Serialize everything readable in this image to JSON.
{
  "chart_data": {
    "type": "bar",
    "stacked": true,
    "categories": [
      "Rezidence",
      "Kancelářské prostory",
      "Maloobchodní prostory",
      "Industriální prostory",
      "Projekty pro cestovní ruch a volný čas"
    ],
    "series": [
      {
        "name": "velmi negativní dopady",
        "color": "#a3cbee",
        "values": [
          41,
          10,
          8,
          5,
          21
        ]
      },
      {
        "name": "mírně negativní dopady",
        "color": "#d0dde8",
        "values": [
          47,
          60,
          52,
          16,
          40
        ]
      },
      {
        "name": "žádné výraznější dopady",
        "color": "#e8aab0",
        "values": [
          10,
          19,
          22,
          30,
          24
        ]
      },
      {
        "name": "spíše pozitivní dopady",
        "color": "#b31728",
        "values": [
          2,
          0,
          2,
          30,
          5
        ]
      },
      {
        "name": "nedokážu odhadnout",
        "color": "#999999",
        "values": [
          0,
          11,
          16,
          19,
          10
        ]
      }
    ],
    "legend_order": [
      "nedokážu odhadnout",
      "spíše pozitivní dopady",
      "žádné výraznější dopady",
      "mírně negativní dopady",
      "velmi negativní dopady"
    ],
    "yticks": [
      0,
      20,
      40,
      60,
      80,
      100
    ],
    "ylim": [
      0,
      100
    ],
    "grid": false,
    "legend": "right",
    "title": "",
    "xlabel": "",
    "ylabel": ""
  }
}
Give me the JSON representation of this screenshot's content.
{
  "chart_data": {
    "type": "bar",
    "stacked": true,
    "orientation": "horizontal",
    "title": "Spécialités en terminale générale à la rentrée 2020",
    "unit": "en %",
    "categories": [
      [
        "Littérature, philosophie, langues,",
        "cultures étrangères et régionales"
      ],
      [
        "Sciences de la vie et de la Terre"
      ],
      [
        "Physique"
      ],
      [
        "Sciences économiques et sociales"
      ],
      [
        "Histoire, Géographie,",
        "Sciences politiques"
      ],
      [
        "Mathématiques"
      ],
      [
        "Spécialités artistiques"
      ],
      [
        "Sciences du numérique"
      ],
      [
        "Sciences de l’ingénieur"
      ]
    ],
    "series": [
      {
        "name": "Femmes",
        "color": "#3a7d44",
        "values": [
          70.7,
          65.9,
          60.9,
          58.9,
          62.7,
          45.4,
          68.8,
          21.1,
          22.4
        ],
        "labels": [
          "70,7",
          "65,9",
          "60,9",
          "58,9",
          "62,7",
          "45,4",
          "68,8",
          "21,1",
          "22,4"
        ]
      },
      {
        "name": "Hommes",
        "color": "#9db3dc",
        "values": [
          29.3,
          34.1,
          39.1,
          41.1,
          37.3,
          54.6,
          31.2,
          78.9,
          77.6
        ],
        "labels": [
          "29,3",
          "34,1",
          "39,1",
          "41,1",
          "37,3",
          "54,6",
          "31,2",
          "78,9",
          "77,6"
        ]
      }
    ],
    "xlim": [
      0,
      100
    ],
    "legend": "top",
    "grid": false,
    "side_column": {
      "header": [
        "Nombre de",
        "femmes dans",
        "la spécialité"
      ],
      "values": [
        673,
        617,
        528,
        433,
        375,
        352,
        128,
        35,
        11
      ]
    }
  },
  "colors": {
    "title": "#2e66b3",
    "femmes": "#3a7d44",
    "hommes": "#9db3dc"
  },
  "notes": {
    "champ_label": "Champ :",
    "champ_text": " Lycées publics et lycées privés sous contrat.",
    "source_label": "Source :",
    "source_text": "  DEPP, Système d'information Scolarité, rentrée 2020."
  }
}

--------

WHAT YOU WILL DO: Looking at the entries above, state how many lines contain "dopady"; give the number alone.

SOLVED EXERCISE: 8